* _Short exercise A_
In the Fock space thread, what does the answer call the elements of the countable basis chosen for the one-particle space?
* _Short exercise B_
From the Fock space thread, transcribe the part that begins with the words containing "The existence of" and ends with "you’ll get infinity.".

* _Passage_

+ + + + +

Is the Fock space, defined in the context of the quantum field theory, really a quantum mechanical Hilbert space?

Question

It can be proven that if one considers a separable Hilbert space to define the theory on, then the orthonormal basis for this space is countable.

If one considers a discrete set of harmonic oscillators with a Hamiltonian: $$ H=\sum_{i=1}^{n}\hbar w\left(a^\dagger_ia_i+\frac{1}{2}\right). $$ Then one can define for such theory a bosonic Fock space such that: $$ \mathcal{F}=\oplus_{n}H_n, $$ where $H_n$ is the Hilbert space of $n$ excitations. In this context, for this space one can consider the countable basis with elements:

$$ {\psi}=\prod_{i,\lambda_i}(a_i^{\dagger})^{\lambda_i}|0\rangle, $$ where $i$, indicates the $i$th oscillator and $\lambda_i$ is the occupation number of that oscillator.

So far everything looks fine with me because the states above are discrete and countable and I see no contradiction with the claim that $\mathcal{F}$ is a Hilbert space, but when one generalizes the notions above to the quantum field theory then one has an uncountable set of oscillators ($\hbar=1$): $$ H=\int \:{d^3p} ~ w_p \left(a^\dagger_pa_p+\frac{1}{2}\right) $$

Then the basis for the said Fock space is continuous accordingly. Now how is this generalized Fock space a separable Hilbert space?

Answer 1

You bring up a very interesting point.

In constructive QFT, which is a mathematically sound formulation of QFT on the Hilbert space (which is separable), the Fock space has a different definition.

Start by choosing a countable basis on a space of first quantized states (one particle sub space). That is a Hilbert space in QM, so one such basis must exist. Elements of this basis are called modes.

Then define the Fock space in the following way. First, consider a space of all (sums of) polynomials in creation operators for modes acting on the vacuum. There must be a finite number of creation operators in each polynomial.

Finally, take the closure of the space defined above by adding to it the limits of sequences.

You will end up with a Hilbert space (which is separable) which is the Fock space.

The naive definition from your question is demonstrably different: for example, a state that has occupation number 1 for each of the modes belongs to your space but not to the Fock space (as it would require a product of infinite number of creation operators, and no sequence in the Fock space converges to it).

The existence of these exotic states can be traced back to the failure of the Stone von Neumann theorem for QFT (and in general, for systems with an infinite number of degrees of freedom). These belong to different, unitarily inequivalent representations of the CCR.

Interestingly this isn’t just a mathematical detail. Physical operators such as eg the Hamiltonian have well defined action only on the Fock space defined in my answer, try computing them on one of the exotic states that don’t belong to it and you’ll get infinity.

Finally, this gets super interesting for interacting QFT. I can’t possibly tell the whole story here so I encourage you to read up on constructive QFT, Wightman axioms, Haags theorem etc.

Essentially, for interactive QFT it is possible to prove that the Fock space can’t realize the QFT operators. One needs a different representation of the CCR.

+ + + + +

* _Provided information_
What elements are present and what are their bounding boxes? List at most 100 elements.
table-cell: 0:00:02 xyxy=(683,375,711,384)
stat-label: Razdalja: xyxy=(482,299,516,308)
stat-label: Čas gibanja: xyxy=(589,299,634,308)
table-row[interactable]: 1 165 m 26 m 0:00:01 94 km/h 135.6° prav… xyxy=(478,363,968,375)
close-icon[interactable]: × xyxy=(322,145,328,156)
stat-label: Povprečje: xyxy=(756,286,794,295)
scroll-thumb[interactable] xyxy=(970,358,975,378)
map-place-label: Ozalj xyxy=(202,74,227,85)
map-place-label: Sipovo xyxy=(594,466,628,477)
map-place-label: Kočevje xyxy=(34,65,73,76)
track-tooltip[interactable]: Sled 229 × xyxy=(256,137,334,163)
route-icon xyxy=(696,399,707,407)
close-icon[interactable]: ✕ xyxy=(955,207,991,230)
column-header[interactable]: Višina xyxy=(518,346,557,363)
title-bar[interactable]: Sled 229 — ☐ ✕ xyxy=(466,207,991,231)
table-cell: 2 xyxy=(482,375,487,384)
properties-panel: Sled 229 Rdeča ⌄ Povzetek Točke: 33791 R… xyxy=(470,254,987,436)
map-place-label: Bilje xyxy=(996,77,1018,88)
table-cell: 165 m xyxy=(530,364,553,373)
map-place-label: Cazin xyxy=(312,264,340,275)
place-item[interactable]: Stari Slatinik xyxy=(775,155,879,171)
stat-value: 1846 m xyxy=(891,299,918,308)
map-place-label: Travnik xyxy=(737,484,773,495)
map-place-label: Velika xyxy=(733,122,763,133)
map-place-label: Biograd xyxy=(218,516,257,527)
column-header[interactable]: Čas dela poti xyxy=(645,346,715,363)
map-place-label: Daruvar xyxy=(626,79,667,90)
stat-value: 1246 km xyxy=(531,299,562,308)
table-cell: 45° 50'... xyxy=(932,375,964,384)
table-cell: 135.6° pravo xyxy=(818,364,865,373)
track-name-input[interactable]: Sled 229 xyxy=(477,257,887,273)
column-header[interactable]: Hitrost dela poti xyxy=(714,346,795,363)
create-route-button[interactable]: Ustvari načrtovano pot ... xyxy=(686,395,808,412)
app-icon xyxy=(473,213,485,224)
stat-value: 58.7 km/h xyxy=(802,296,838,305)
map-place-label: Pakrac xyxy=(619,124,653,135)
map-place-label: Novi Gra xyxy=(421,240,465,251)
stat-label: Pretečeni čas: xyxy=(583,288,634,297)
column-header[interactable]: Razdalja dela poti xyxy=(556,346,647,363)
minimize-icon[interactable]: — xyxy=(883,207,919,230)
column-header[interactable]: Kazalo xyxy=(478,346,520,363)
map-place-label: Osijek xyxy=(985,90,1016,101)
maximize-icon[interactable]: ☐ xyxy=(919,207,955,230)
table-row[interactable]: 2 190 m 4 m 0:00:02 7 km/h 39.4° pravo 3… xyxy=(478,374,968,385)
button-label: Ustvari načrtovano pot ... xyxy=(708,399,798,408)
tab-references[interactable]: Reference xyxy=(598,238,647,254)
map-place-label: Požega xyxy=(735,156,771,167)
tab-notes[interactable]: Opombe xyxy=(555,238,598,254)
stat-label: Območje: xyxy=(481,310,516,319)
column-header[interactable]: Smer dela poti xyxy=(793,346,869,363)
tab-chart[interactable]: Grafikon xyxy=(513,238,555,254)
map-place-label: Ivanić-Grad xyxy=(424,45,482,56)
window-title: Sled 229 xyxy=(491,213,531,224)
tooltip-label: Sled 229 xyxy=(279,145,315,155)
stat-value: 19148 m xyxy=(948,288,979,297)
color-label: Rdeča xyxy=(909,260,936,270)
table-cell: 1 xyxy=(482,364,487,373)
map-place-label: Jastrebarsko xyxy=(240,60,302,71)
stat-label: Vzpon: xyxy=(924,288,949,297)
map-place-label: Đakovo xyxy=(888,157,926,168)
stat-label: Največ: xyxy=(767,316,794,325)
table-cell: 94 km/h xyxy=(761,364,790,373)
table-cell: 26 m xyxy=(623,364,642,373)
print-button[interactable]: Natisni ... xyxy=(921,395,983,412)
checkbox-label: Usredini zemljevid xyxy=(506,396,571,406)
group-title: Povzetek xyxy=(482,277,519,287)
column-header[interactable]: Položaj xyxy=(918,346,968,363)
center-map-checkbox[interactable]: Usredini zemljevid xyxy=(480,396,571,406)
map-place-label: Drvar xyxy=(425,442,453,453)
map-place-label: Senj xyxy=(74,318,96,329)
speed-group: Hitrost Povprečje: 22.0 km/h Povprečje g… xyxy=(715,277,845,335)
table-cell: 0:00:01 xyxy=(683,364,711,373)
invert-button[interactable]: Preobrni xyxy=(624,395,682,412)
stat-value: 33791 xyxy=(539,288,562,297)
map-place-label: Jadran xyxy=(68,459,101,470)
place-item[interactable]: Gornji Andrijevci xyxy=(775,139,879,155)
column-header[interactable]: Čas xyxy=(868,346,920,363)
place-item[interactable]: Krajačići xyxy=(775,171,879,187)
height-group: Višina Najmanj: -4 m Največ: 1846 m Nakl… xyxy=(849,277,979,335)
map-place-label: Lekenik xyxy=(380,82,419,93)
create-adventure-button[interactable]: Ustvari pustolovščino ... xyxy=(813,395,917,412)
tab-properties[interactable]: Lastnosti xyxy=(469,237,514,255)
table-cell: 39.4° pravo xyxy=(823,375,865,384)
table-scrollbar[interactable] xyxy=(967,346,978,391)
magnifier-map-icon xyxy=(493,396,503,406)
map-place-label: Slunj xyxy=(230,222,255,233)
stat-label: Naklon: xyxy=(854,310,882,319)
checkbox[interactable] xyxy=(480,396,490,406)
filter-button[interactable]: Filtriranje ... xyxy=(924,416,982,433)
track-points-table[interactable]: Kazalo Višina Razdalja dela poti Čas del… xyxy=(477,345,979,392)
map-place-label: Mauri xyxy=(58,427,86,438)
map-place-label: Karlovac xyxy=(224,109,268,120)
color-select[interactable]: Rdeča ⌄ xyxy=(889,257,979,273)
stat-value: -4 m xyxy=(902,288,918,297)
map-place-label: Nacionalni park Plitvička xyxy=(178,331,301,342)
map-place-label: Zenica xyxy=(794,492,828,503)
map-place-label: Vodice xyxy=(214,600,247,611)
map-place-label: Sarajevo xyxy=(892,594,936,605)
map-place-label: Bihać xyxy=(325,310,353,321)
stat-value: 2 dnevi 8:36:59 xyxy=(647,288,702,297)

+ + + + +

* _Exercise answer A_
They are called modes.

* _Exercise answer B_
The existence of these exotic states can be traced back to the failure of the Stone von Neumann theorem for QFT (and in general, for systems with an infinite number of degrees of freedom). These belong to different, unitarily inequivalent representations of the CCR.

Interestingly this isn’t just a mathematical detail. Physical operators such as eg the Hamiltonian have well defined action only on the Fock space defined in my answer, try computing them on one of the exotic states that don’t belong to it and you’ll get infinity.